The request:
Select every line holding the word "chỉnh" and copy it.

Data:
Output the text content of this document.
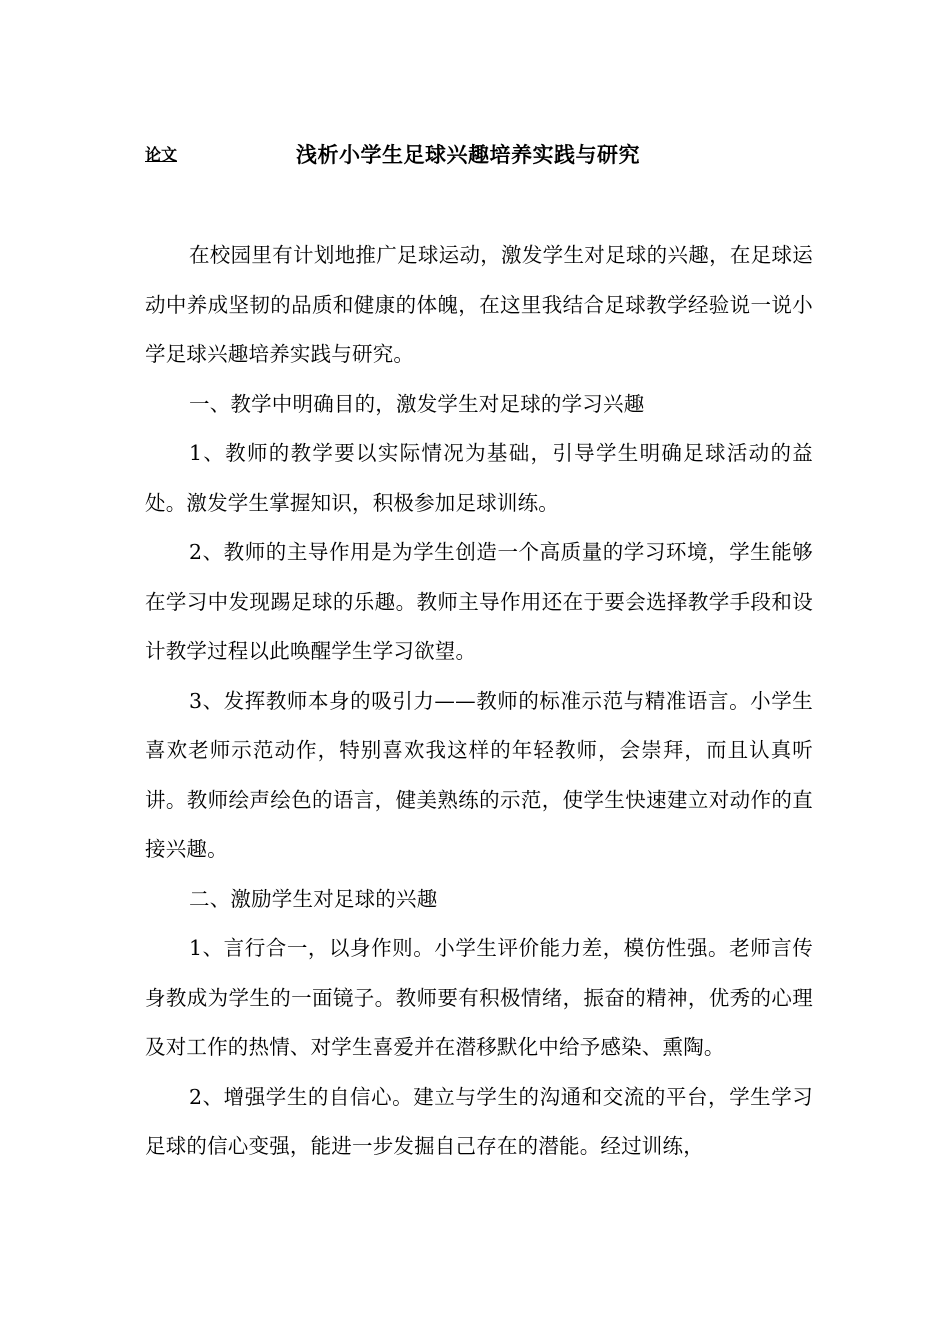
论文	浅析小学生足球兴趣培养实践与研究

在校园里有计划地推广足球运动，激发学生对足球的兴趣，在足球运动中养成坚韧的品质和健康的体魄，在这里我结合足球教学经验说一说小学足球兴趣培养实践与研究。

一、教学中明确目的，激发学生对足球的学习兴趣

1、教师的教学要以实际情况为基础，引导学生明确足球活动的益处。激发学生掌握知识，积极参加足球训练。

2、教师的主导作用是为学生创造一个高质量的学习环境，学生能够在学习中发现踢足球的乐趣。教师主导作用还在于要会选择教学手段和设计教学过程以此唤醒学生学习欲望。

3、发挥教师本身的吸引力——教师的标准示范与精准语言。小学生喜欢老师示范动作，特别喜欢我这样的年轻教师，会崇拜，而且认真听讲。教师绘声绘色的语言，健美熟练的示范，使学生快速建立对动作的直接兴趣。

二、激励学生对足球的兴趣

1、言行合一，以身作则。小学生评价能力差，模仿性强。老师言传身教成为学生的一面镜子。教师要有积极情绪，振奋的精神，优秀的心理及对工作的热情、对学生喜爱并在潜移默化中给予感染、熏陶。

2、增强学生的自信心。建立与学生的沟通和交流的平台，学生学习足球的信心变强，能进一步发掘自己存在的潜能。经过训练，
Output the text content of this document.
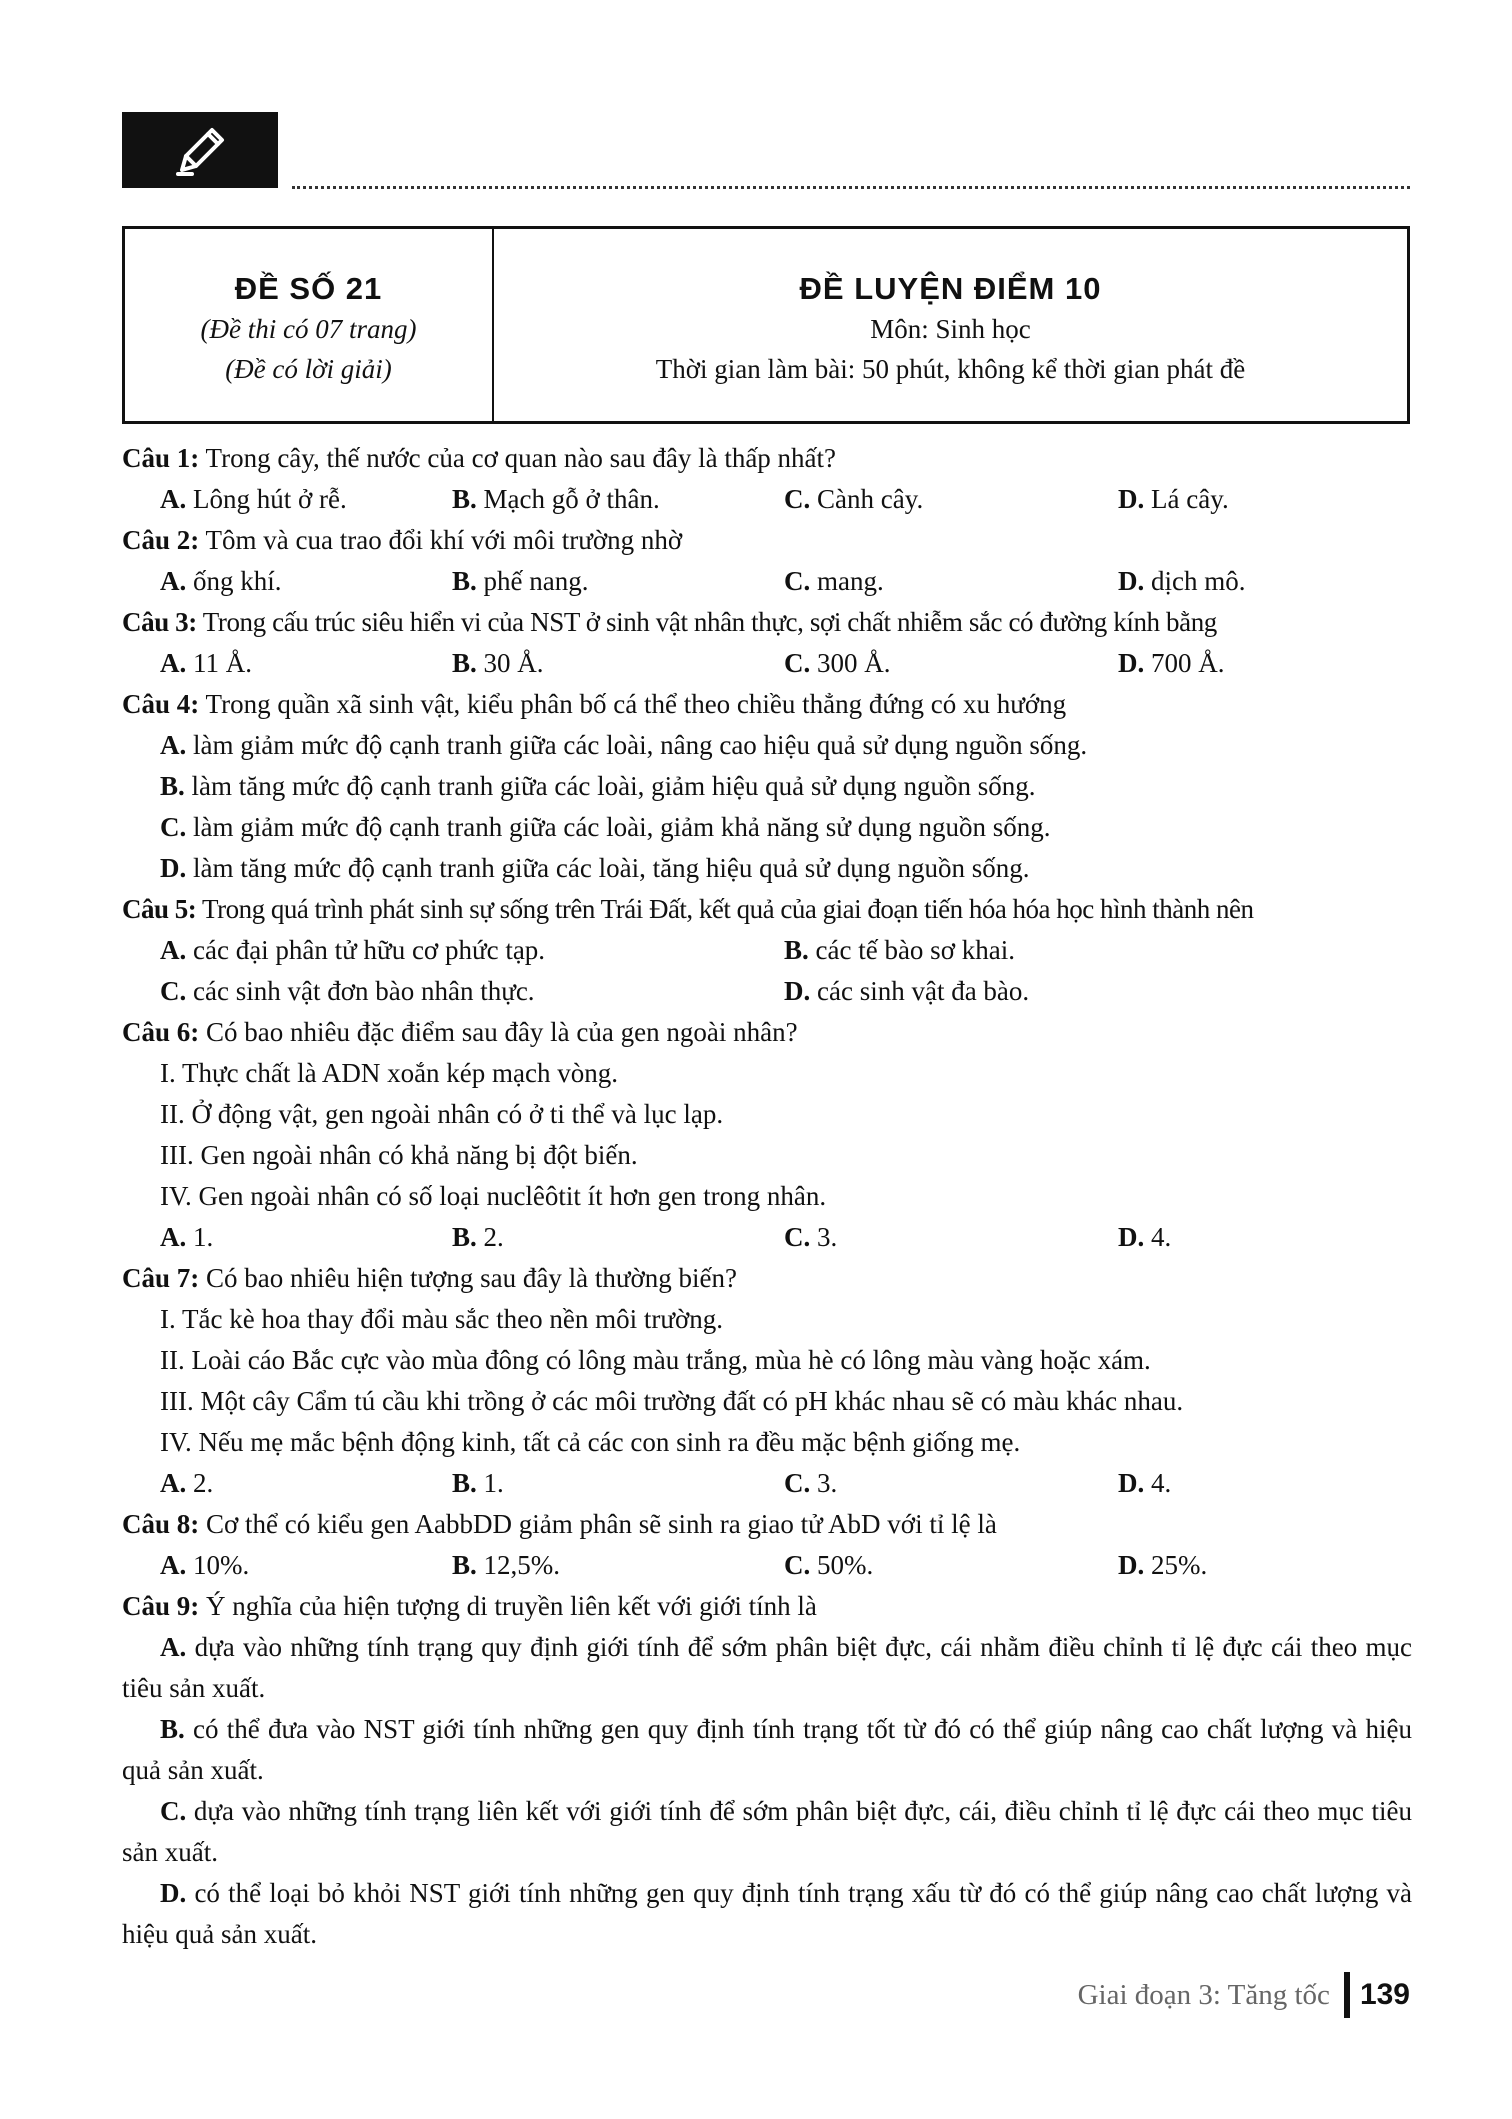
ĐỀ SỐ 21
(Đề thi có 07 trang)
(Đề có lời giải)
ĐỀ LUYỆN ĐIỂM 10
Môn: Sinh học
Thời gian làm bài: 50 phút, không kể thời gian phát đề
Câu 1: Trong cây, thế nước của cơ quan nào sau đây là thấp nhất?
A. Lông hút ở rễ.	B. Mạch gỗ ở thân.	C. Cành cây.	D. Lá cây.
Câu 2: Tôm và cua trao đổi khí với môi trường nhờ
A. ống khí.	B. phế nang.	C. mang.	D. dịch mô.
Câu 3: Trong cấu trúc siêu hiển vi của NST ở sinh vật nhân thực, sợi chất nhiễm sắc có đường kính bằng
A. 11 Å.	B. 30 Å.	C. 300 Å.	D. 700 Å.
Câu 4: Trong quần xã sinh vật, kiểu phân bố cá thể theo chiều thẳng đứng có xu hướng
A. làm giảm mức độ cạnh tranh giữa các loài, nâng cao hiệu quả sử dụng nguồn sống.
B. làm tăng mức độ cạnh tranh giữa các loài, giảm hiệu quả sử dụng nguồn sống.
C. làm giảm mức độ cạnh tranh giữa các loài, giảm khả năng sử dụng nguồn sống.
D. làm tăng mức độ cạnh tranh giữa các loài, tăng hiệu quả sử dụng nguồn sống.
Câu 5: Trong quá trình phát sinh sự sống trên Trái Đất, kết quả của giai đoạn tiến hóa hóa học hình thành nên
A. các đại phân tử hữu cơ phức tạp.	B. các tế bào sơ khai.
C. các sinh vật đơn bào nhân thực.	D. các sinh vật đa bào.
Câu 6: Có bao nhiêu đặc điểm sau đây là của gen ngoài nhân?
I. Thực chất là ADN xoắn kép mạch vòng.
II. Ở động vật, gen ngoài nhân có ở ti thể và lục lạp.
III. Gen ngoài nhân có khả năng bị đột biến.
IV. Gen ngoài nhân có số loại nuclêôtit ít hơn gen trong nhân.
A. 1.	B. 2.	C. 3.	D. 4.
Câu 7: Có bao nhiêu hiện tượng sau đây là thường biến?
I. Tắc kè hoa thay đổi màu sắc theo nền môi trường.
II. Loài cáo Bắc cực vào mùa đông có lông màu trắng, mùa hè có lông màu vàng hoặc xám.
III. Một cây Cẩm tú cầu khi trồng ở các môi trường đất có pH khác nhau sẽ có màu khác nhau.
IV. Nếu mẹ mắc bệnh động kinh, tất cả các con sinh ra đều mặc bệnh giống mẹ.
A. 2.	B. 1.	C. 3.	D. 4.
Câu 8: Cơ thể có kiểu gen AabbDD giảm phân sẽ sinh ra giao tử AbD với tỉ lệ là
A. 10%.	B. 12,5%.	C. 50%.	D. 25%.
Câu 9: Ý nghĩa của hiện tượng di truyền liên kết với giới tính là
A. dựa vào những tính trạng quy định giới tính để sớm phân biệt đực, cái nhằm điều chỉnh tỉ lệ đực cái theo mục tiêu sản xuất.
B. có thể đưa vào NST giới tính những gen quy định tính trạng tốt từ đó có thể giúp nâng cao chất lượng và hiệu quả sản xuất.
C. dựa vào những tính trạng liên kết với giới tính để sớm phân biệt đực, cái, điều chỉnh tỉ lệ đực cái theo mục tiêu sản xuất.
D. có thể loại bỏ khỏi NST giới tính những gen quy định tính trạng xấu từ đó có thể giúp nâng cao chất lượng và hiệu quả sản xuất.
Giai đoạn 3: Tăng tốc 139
--
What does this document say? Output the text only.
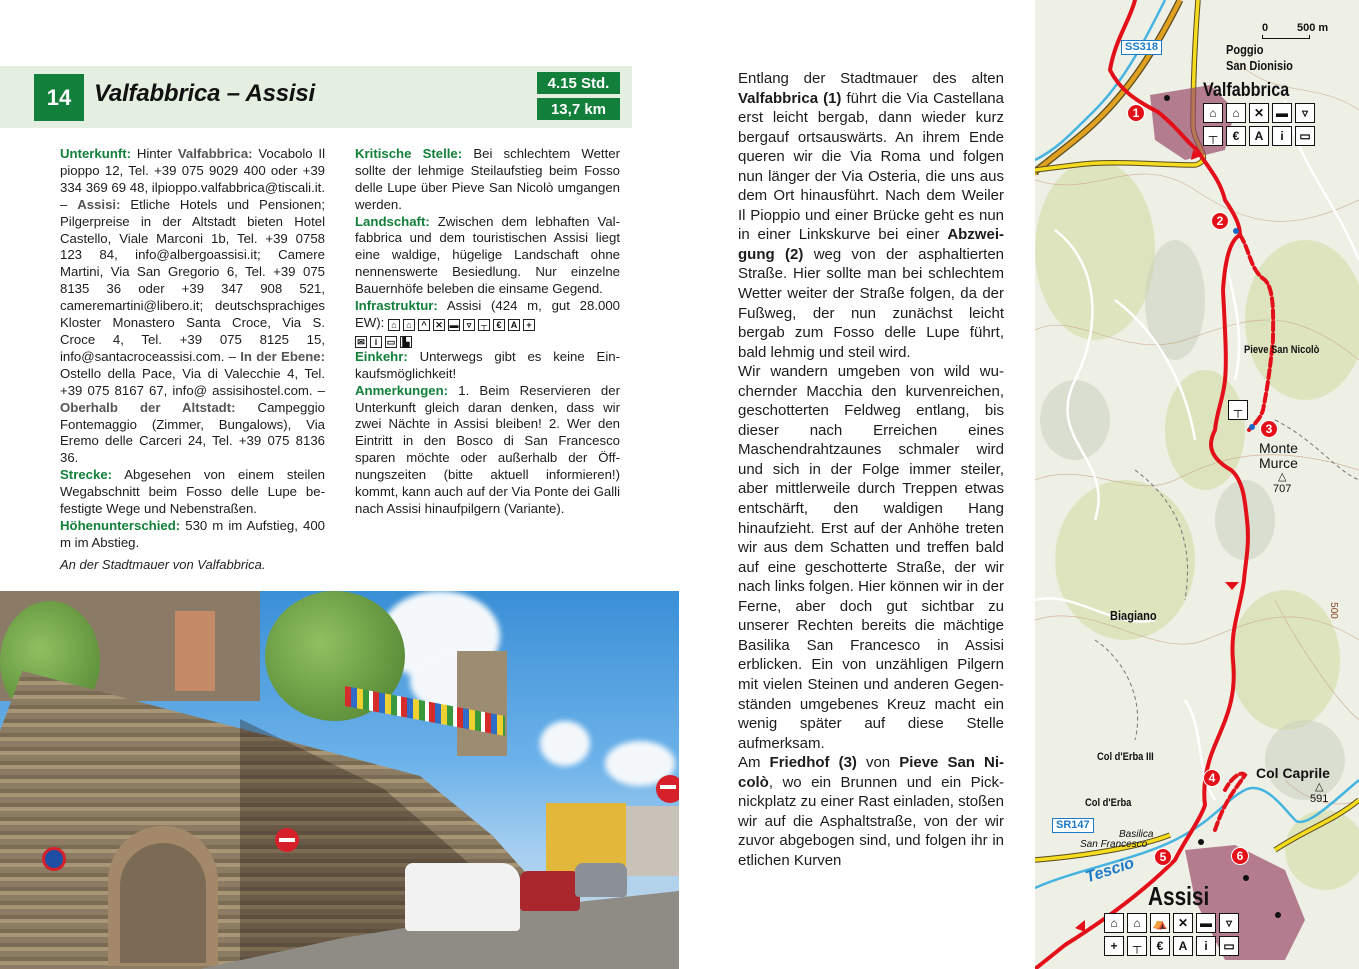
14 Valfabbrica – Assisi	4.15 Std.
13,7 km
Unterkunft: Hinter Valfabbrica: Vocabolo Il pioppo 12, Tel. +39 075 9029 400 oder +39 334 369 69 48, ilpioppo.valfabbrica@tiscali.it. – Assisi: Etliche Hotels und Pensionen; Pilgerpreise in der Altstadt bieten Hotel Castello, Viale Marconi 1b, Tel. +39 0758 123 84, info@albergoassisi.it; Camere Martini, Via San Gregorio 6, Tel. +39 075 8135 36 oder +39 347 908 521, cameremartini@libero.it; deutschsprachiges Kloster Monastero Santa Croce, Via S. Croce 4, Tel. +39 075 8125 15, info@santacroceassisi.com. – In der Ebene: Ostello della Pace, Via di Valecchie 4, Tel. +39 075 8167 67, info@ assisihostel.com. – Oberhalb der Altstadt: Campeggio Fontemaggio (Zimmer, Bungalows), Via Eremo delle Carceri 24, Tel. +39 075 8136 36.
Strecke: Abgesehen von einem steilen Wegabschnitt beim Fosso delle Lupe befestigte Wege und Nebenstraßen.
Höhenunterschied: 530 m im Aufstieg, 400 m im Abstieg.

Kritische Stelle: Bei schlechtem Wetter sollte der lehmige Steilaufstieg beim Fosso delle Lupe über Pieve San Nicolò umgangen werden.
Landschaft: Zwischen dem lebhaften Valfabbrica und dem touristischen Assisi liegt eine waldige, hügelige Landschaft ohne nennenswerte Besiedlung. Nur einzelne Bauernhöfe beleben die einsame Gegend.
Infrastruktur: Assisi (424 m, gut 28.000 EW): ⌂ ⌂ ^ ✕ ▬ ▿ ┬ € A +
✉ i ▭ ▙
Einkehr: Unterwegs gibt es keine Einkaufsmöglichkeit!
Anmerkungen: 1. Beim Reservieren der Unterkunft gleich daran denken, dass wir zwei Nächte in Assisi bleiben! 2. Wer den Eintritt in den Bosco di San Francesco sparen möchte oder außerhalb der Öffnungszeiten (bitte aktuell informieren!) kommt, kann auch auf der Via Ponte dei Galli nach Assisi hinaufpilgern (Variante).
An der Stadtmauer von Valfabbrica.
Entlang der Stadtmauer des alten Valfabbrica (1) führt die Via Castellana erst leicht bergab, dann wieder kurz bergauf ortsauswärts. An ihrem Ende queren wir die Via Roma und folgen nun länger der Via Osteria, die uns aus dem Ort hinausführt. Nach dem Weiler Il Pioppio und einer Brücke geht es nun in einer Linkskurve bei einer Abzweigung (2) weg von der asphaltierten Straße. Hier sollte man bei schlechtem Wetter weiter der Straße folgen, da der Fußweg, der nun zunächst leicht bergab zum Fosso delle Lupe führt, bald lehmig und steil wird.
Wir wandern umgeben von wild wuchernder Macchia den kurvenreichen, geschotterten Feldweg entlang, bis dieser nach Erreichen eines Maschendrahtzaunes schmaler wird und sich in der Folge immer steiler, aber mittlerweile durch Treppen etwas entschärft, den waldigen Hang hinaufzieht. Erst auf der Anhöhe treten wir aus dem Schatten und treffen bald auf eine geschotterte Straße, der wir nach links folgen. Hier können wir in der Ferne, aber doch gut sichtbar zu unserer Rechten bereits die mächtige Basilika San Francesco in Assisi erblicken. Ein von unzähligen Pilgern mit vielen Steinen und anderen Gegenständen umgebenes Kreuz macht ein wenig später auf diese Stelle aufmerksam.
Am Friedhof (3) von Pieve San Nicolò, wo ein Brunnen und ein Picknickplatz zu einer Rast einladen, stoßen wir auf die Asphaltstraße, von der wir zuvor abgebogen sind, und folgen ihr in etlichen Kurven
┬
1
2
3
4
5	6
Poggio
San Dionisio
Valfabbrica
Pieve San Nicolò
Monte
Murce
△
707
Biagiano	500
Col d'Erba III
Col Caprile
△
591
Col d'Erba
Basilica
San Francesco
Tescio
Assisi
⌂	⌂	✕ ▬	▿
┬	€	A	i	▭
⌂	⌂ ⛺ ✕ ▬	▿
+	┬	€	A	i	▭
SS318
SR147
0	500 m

Solved problem:
A. dựa vào những tính trạng quy định giới tính để sớm phân biệt đực, cái nhằm điều chỉnh tỉ lệ đực cái theo mục tiêu sản xuất.
C. dựa vào những tính trạng liên kết với giới tính để sớm phân biệt đực, cái, điều chỉnh tỉ lệ đực cái theo mục tiêu sản xuất.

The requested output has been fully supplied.